## [Exercise data]

Start

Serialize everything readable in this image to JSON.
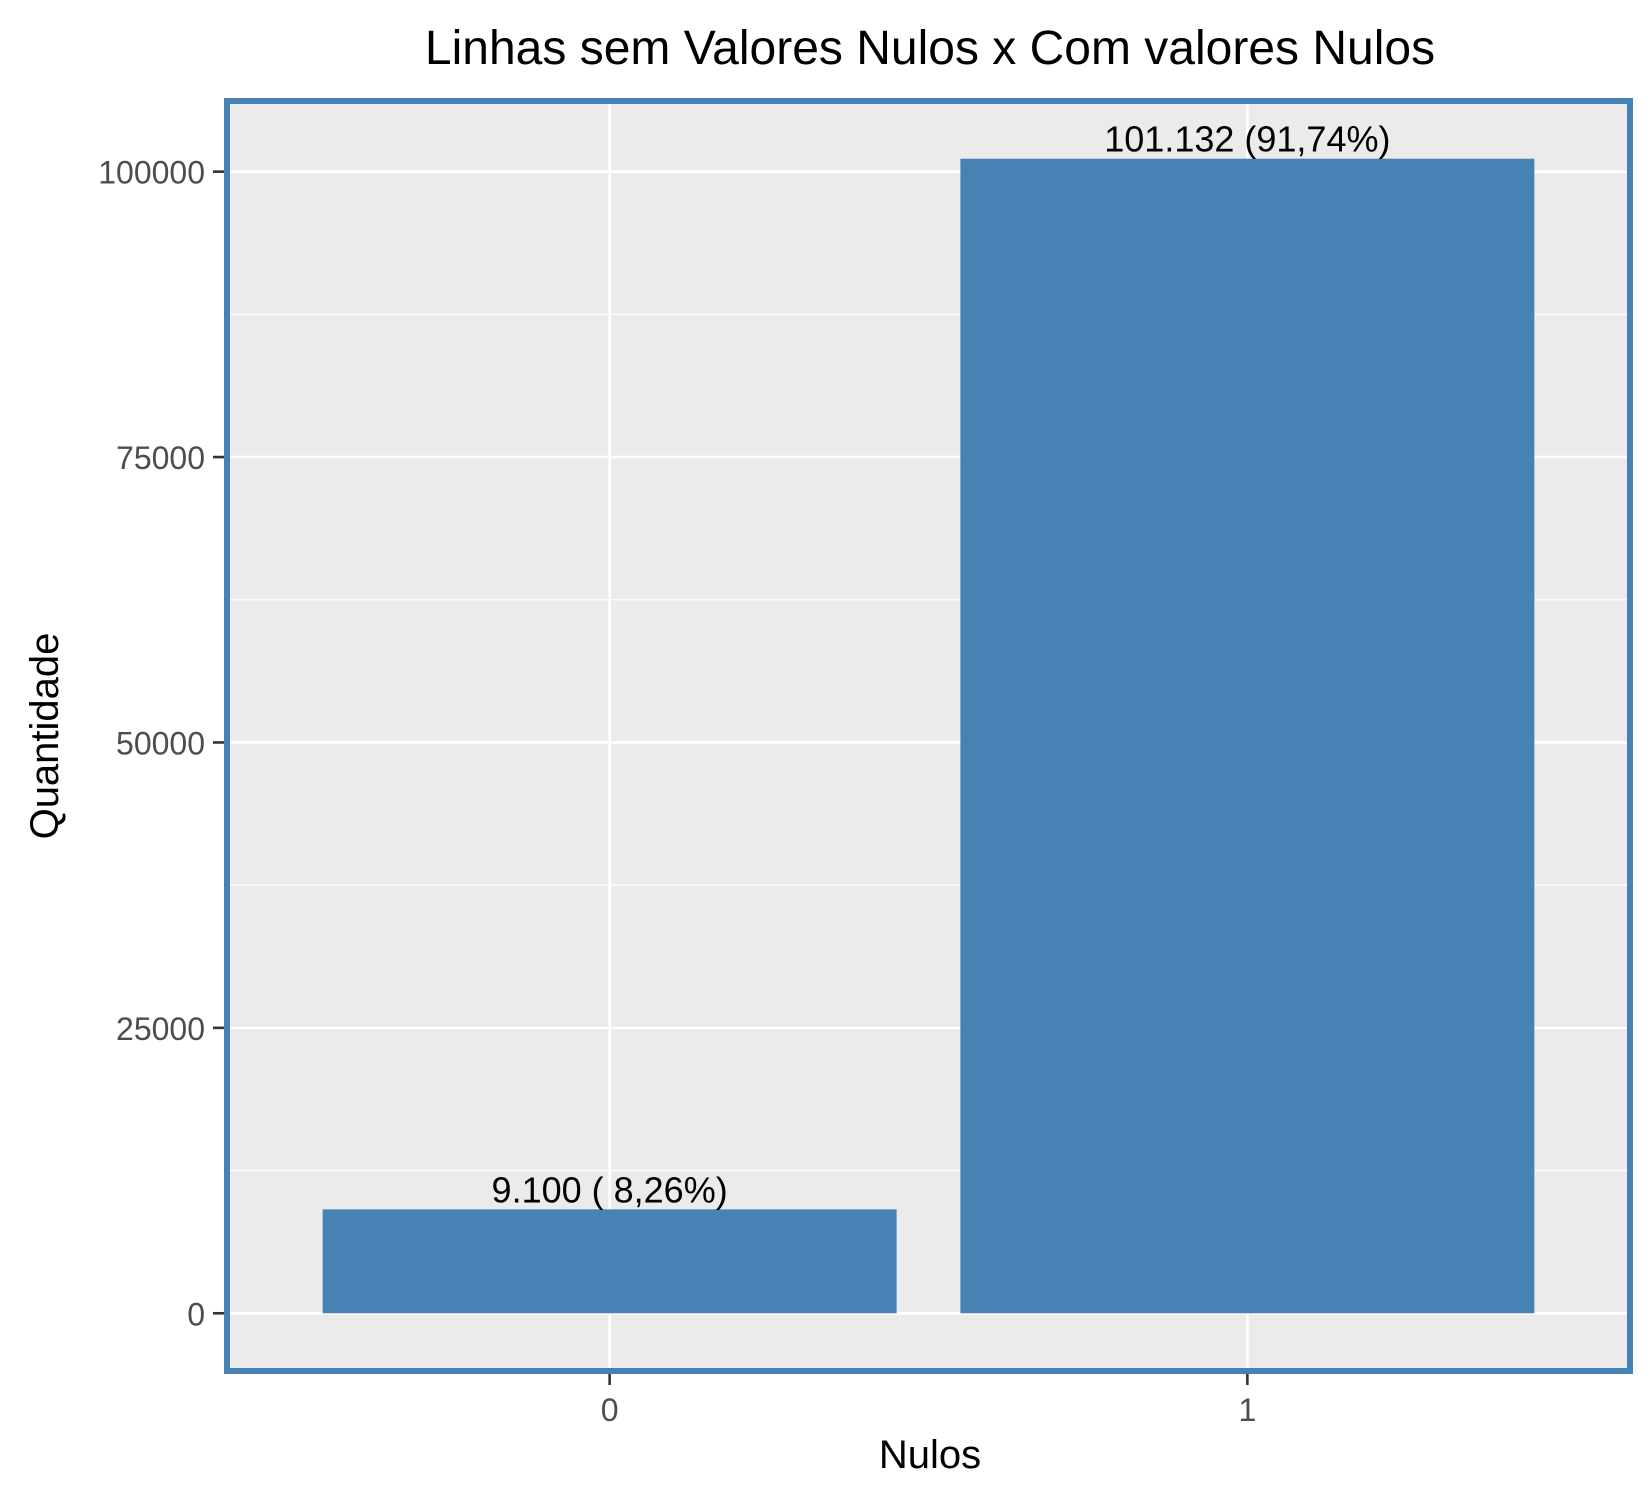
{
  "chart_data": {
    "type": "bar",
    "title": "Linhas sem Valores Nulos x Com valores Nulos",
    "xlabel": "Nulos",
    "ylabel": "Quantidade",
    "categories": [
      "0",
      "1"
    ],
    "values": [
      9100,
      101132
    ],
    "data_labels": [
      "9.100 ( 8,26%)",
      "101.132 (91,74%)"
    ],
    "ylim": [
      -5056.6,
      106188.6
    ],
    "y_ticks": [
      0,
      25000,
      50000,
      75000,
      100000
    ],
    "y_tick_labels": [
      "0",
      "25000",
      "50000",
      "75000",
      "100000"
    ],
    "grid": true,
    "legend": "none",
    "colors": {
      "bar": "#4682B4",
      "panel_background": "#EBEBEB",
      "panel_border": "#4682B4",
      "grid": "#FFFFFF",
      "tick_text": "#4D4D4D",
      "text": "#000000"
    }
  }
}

End
Start

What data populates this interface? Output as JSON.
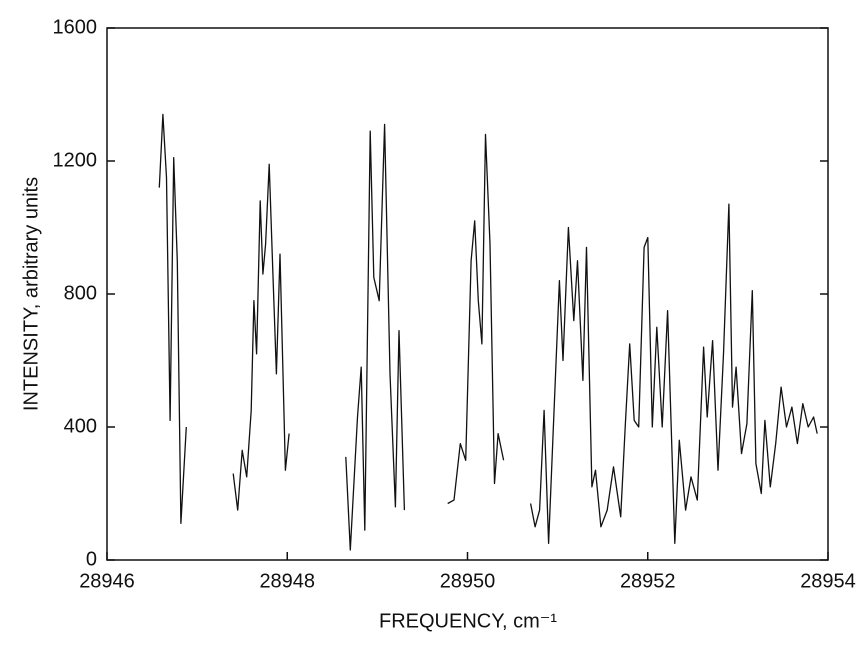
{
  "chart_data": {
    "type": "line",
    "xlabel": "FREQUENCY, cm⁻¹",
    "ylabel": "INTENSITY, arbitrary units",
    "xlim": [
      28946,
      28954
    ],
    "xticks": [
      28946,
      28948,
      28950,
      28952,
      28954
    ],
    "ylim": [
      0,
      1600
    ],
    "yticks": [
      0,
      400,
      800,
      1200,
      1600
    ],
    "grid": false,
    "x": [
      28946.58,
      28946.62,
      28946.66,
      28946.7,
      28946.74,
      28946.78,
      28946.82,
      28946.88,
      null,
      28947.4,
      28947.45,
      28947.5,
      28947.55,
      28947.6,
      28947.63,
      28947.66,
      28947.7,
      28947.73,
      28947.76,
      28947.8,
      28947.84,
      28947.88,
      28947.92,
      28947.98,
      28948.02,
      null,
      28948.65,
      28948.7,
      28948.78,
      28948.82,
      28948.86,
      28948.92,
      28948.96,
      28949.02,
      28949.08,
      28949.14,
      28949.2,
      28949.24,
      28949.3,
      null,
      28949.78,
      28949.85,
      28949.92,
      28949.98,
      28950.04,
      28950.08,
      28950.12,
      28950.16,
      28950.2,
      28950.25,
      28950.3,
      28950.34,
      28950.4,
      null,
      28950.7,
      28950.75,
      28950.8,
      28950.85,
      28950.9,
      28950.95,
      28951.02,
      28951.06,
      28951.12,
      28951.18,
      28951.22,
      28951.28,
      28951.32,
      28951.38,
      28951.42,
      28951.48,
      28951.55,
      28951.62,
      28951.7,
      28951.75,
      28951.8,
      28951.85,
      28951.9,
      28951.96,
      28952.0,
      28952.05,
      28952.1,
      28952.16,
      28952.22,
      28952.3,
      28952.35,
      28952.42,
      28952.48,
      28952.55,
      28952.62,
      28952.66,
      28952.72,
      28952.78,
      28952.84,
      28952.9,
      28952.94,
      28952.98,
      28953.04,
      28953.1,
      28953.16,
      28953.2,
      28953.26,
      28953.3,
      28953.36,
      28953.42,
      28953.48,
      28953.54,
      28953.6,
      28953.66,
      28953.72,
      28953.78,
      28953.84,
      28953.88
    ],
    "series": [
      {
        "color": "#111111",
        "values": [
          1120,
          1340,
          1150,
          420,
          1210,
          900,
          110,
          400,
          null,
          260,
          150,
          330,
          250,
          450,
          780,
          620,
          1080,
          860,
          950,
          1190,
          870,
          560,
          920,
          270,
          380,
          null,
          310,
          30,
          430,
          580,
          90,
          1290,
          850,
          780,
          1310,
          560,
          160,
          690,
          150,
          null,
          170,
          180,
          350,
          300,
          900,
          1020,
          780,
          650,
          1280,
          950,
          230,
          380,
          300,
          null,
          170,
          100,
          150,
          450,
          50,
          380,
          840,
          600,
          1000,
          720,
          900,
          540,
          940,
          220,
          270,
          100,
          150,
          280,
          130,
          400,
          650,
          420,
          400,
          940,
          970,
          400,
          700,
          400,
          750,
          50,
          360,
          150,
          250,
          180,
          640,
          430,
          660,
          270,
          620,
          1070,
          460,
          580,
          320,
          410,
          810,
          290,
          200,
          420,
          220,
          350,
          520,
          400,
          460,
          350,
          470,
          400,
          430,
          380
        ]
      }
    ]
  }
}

End

## [Instructions for the task]
Return each line of the listing that holds the string "JSON".

## [Written answer]
Serialize everything readable in this image to JSON.
What data populates this interface? Output as JSON.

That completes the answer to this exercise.